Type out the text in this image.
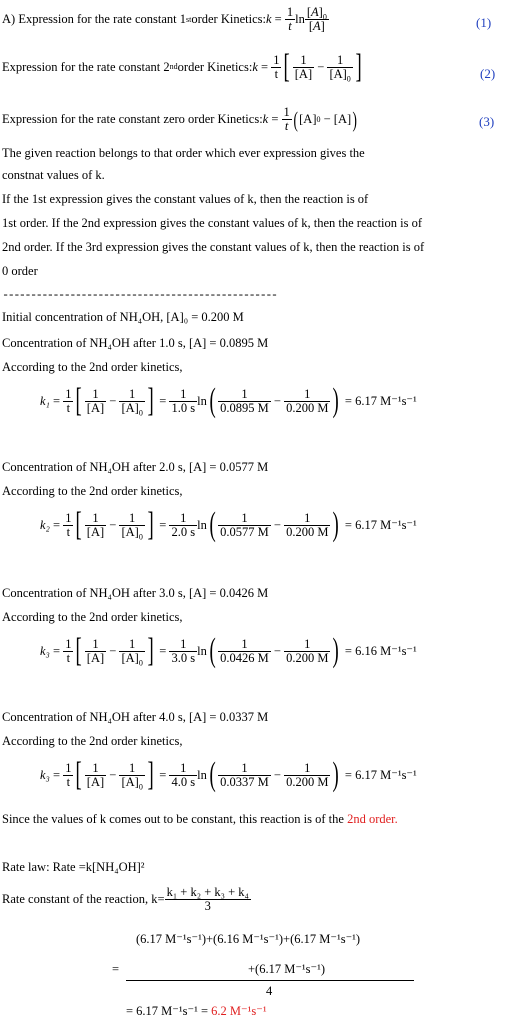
A) Expression for the rate constant 1 st order Kinetics: $k = \frac{1}{t}$ $\ln \frac{[A]_0}{[A]}$	(1)
Expression for the rate constant 2 nd order Kinetics: $k = \frac{1}{t}$ [ $\frac{1}{[A]} - \frac{1}{[A]_0}$ ]	(2)
Expression for the rate constant zero order Kinetics: $k = \frac{1}{t}$ ( [A] 0 − [A] )	(3)
The given reaction belongs to that order which ever expression gives the
constnat values of k.
If the 1st expression gives the constant values of k, then the reaction is of
1st order. If the 2nd expression gives the constant values of k, then the reaction is of
2nd order. If the 3rd expression gives the constant values of k, then the reaction is of
0 order
-------------------------------------------------
Initial concentration of NH₄OH, [A]₀ = 0.200 M
Concentration of NH₄OH after 1.0 s, [A] = 0.0895 M
According to the 2nd order kinetics,
$k_1 = \frac{1}{t}$ [ $\frac{1}{[A]} - \frac{1}{[A]_0}$ ] = $\frac{1}{1.0 s}$ ln ( $\frac{1}{0.0895 M} - \frac{1}{0.200 M}$ ) = 6.17 M⁻¹s⁻¹
Concentration of NH₄OH after 2.0 s, [A] = 0.0577 M
According to the 2nd order kinetics,
$k_2 = \frac{1}{t}$ [ $\frac{1}{[A]} - \frac{1}{[A]_0}$ ] = $\frac{1}{2.0 s}$ ln ( $\frac{1}{0.0577 M} - \frac{1}{0.200 M}$ ) = 6.17 M⁻¹s⁻¹
Concentration of NH₄OH after 3.0 s, [A] = 0.0426 M
According to the 2nd order kinetics,
$k_3 = \frac{1}{t}$ [ $\frac{1}{[A]} - \frac{1}{[A]_0}$ ] = $\frac{1}{3.0 s}$ ln ( $\frac{1}{0.0426 M} - \frac{1}{0.200 M}$ ) = 6.16 M⁻¹s⁻¹
Concentration of NH₄OH after 4.0 s, [A] = 0.0337 M
According to the 2nd order kinetics,
$k_3 = \frac{1}{t}$ [ $\frac{1}{[A]} - \frac{1}{[A]_0}$ ] = $\frac{1}{4.0 s}$ ln ( $\frac{1}{0.0337 M} - \frac{1}{0.200 M}$ ) = 6.17 M⁻¹s⁻¹
Since the values of k comes out to be constant, this reaction is of the 2nd order.
Rate law: Rate =k[NH₄OH]²
Rate constant of the reaction, $k= \frac{\text{k₁ + k₂ + k₃ + k₄}}{3}$
(6.17 M⁻¹s⁻¹)+(6.16 M⁻¹s⁻¹)+(6.17 M⁻¹s⁻¹)
=	+(6.17 M⁻¹s⁻¹)
4
= 6.17 M⁻¹s⁻¹ = 6.2 M⁻¹s⁻¹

# # # # # # #

Instructions for the task: Extract from the material all lines containing the string "this".

Expected answer:
Type out the text in this image.
Since the values of k comes out to be constant, this reaction is of the 2nd order.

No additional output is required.